■ **Available records**
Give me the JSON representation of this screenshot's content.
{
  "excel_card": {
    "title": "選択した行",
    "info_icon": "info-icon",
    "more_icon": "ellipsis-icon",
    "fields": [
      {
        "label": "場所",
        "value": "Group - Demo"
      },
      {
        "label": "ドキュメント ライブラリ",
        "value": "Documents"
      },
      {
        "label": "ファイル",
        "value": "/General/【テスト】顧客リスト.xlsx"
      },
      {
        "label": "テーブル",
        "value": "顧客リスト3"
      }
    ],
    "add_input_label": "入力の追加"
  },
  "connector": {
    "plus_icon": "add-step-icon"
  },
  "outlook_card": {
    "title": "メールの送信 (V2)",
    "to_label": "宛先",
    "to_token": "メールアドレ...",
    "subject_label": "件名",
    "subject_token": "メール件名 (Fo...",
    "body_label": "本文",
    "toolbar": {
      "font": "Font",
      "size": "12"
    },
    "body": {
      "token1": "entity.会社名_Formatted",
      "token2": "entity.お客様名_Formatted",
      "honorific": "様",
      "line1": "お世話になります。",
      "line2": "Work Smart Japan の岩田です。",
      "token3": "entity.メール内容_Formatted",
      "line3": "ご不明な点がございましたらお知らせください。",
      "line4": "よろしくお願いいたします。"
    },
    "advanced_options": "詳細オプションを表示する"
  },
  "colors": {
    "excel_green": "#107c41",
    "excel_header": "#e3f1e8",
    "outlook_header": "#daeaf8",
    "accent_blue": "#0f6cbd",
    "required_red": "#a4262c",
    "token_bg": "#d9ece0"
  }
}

■ **Exercise instructions**
Give back the whole listing, word for word.

■ **Exercise result**
Give me the JSON representation of this screenshot's content.
{
  "excel_card": {
    "title": "選択した行",
    "info_icon": "info-icon",
    "more_icon": "ellipsis-icon",
    "fields": [
      {
        "label": "場所",
        "value": "Group - Demo"
      },
      {
        "label": "ドキュメント ライブラリ",
        "value": "Documents"
      },
      {
        "label": "ファイル",
        "value": "/General/【テスト】顧客リスト.xlsx"
      },
      {
        "label": "テーブル",
        "value": "顧客リスト3"
      }
    ],
    "add_input_label": "入力の追加"
  },
  "connector": {
    "plus_icon": "add-step-icon"
  },
  "outlook_card": {
    "title": "メールの送信 (V2)",
    "to_label": "宛先",
    "to_token": "メールアドレ...",
    "subject_label": "件名",
    "subject_token": "メール件名 (Fo...",
    "body_label": "本文",
    "toolbar": {
      "font": "Font",
      "size": "12"
    },
    "body": {
      "token1": "entity.会社名_Formatted",
      "token2": "entity.お客様名_Formatted",
      "honorific": "様",
      "line1": "お世話になります。",
      "line2": "Work Smart Japan の岩田です。",
      "token3": "entity.メール内容_Formatted",
      "line3": "ご不明な点がございましたらお知らせください。",
      "line4": "よろしくお願いいたします。"
    },
    "advanced_options": "詳細オプションを表示する"
  },
  "colors": {
    "excel_green": "#107c41",
    "excel_header": "#e3f1e8",
    "outlook_header": "#daeaf8",
    "accent_blue": "#0f6cbd",
    "required_red": "#a4262c",
    "token_bg": "#d9ece0"
  }
}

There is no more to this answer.